- Objective -
Work out how many lines in the entries below include the word "ainmedicare". Give nothing but the number.

- Excerpted records -
########
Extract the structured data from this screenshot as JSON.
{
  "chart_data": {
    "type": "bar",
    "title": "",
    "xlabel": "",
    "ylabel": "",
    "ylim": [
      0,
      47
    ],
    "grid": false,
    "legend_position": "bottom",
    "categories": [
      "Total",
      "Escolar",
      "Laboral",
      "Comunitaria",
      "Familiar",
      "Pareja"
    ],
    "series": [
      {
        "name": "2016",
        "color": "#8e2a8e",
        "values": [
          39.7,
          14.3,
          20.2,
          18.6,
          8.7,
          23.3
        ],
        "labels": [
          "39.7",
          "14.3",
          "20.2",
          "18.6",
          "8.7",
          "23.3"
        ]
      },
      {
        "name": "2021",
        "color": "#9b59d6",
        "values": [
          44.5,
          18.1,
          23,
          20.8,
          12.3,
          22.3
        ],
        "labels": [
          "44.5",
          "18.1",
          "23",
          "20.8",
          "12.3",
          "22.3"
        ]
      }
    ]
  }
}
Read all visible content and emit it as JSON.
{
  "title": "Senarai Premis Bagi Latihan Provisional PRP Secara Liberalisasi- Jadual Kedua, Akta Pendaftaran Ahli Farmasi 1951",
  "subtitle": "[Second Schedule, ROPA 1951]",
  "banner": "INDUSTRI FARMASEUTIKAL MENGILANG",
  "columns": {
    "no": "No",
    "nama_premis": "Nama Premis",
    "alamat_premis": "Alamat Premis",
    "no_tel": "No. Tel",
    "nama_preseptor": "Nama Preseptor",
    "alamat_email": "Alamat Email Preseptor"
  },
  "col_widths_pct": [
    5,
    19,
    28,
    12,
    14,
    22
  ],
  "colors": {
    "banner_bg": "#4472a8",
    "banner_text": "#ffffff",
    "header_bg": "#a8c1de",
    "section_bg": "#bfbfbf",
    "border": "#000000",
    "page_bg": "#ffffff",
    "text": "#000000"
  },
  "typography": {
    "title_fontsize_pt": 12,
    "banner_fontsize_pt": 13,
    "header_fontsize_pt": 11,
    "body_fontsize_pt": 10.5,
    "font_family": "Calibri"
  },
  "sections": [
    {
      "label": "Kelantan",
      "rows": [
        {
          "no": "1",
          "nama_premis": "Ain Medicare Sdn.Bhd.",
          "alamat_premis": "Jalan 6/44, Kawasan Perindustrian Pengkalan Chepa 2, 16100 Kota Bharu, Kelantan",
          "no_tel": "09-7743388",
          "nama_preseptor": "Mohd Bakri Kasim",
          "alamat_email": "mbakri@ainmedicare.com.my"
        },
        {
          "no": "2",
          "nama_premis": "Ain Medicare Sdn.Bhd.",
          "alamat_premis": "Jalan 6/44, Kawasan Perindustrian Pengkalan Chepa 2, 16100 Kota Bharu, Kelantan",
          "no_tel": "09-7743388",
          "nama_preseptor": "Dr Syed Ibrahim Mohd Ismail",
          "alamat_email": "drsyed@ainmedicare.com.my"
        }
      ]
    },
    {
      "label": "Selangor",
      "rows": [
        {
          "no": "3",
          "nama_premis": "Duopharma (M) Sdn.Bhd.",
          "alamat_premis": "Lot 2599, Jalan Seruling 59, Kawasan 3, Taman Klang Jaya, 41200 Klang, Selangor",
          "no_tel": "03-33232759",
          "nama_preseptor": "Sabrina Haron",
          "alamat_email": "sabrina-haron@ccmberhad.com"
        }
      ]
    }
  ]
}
########
- Solution to the exercise -
2